# START OF Entries provided

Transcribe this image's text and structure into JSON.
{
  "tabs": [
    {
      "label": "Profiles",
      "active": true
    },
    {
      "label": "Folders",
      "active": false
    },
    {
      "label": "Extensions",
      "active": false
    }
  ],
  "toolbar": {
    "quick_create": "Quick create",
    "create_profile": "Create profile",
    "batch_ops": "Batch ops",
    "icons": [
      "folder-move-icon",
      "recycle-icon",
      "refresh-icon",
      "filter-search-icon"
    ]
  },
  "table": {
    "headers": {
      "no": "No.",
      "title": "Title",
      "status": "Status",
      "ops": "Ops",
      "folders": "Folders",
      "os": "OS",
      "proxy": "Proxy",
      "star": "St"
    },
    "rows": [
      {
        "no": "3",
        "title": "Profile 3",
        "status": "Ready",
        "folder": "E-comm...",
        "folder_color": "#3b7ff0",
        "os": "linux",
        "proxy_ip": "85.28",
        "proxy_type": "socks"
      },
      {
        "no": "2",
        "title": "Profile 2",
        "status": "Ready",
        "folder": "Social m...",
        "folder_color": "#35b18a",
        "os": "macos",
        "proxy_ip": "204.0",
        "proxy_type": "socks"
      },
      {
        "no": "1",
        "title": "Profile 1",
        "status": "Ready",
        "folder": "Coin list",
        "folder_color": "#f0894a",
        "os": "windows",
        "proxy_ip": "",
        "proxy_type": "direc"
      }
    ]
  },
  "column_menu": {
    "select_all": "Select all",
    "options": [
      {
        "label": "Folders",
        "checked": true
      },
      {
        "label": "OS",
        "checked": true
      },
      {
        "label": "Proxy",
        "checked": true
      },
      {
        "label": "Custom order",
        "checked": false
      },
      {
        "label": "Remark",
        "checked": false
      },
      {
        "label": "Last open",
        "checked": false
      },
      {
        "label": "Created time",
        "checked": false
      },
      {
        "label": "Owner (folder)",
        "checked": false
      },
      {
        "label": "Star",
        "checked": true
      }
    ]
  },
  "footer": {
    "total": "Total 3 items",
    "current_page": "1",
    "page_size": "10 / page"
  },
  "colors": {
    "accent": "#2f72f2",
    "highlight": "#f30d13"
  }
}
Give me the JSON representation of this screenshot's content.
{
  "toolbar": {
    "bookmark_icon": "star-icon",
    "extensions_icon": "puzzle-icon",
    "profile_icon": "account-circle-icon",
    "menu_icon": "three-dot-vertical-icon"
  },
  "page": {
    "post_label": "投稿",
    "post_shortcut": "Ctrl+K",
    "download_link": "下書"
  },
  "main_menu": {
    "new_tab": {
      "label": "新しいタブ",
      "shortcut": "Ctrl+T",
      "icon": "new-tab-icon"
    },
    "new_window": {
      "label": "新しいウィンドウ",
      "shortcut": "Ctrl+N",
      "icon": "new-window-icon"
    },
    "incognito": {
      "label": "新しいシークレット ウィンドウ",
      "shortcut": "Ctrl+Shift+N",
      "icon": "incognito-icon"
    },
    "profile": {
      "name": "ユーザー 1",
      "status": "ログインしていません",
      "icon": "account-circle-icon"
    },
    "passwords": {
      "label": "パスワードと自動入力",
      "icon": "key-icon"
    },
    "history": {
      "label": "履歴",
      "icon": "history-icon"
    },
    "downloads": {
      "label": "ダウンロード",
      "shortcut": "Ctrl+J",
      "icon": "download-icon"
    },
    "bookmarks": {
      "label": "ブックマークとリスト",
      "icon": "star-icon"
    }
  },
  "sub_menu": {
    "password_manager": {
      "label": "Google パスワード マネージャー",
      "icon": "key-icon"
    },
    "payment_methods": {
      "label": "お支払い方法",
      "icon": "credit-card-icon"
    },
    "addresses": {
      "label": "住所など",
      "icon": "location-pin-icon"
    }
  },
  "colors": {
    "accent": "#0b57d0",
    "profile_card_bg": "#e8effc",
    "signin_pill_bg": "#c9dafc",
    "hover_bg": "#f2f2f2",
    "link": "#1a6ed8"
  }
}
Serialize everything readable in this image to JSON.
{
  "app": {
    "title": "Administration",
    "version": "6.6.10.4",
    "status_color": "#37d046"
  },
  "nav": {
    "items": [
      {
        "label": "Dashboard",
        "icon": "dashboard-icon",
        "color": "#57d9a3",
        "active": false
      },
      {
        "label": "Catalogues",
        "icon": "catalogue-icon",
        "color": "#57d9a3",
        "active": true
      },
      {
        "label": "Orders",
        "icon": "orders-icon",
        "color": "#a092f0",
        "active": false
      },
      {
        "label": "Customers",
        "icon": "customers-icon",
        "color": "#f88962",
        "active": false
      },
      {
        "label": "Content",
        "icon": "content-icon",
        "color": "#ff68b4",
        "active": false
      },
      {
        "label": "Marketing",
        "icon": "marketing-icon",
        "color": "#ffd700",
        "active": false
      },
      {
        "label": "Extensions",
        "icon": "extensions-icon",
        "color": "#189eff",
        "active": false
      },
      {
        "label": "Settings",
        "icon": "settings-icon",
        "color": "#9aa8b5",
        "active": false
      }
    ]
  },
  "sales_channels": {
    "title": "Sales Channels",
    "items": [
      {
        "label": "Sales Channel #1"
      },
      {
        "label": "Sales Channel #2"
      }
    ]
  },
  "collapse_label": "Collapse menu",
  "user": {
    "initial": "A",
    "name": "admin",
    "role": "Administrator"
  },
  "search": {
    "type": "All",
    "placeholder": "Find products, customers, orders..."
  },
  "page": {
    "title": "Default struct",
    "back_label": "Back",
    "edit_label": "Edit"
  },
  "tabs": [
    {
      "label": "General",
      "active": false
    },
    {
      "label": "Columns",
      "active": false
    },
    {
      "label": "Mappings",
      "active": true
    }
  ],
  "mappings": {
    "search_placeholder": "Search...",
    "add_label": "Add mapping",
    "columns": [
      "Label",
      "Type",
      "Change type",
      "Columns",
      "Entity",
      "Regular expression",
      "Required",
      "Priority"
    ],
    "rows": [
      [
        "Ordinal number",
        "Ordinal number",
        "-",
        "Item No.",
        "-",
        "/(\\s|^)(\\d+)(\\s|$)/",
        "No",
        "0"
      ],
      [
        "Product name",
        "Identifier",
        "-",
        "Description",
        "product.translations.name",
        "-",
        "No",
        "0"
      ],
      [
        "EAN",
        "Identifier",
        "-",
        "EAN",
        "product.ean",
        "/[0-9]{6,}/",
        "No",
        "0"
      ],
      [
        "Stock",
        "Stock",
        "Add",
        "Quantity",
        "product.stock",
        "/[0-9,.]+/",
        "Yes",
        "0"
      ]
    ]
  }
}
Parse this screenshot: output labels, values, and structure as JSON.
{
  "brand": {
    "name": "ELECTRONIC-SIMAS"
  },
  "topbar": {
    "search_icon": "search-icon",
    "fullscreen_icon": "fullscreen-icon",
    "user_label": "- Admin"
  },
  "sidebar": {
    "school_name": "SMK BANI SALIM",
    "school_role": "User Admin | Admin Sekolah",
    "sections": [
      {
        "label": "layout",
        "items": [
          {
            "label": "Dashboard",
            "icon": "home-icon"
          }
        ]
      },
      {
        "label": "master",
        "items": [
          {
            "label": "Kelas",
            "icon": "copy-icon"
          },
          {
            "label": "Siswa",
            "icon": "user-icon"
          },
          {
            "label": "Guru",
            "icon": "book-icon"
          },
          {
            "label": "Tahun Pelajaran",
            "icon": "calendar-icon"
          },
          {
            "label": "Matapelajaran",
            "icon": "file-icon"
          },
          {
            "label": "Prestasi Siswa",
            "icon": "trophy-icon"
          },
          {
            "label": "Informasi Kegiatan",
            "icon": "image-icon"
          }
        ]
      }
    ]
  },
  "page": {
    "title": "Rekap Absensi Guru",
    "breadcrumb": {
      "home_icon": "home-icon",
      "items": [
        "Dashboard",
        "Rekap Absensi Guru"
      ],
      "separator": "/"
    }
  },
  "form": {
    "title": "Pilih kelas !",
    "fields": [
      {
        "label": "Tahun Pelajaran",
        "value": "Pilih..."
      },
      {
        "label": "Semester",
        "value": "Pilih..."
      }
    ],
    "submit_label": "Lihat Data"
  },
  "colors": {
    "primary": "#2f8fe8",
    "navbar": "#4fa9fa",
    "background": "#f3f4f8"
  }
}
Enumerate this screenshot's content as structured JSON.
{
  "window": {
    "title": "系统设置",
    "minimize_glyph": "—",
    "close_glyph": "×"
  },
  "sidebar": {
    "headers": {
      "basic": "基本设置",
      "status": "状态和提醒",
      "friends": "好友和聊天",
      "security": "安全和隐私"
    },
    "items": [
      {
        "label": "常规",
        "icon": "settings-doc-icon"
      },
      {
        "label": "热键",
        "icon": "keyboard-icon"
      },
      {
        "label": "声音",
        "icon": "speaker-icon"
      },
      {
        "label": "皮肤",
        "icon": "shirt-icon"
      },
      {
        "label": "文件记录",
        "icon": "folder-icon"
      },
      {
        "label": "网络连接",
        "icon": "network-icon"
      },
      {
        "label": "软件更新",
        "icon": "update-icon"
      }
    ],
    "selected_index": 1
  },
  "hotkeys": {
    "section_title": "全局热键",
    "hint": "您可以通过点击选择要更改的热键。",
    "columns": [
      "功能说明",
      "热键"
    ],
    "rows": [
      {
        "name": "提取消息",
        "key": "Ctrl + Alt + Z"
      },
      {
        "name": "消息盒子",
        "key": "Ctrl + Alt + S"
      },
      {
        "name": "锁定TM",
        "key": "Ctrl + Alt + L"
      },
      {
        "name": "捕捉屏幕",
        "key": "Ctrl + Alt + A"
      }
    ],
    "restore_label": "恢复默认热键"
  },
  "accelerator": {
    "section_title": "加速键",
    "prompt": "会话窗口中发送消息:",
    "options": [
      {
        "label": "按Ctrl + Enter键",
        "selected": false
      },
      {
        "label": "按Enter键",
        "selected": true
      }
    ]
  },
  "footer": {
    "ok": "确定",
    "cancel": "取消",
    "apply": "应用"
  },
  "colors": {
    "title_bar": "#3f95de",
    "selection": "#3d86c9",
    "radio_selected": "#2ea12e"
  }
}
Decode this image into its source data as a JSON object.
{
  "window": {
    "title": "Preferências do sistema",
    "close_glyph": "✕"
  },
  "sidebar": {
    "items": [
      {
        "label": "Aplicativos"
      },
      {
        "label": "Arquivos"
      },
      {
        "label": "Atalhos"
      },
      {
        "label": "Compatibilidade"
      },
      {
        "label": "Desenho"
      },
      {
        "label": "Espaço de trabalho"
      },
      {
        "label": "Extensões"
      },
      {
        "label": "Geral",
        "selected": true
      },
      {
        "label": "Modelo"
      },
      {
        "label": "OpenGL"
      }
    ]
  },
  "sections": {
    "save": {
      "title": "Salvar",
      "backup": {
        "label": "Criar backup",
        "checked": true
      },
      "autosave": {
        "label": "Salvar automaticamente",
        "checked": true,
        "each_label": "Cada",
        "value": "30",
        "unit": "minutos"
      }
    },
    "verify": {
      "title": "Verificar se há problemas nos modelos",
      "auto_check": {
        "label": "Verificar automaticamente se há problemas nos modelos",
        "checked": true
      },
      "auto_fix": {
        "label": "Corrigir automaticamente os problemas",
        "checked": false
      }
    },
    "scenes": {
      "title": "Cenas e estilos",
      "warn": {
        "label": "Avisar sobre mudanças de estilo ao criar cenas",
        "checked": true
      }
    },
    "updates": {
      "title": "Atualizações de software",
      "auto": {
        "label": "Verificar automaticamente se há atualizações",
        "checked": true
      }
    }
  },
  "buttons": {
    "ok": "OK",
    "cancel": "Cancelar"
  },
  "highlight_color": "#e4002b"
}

# END OF Entries provided

■ Problem description: All lines in the data that contain the word "automaticamente" should be copied.

■ Solution to this exercise:
        "label": "Salvar automaticamente",
        "label": "Verificar automaticamente se há problemas nos modelos",
        "label": "Corrigir automaticamente os problemas",
        "label": "Verificar automaticamente se há atualizações",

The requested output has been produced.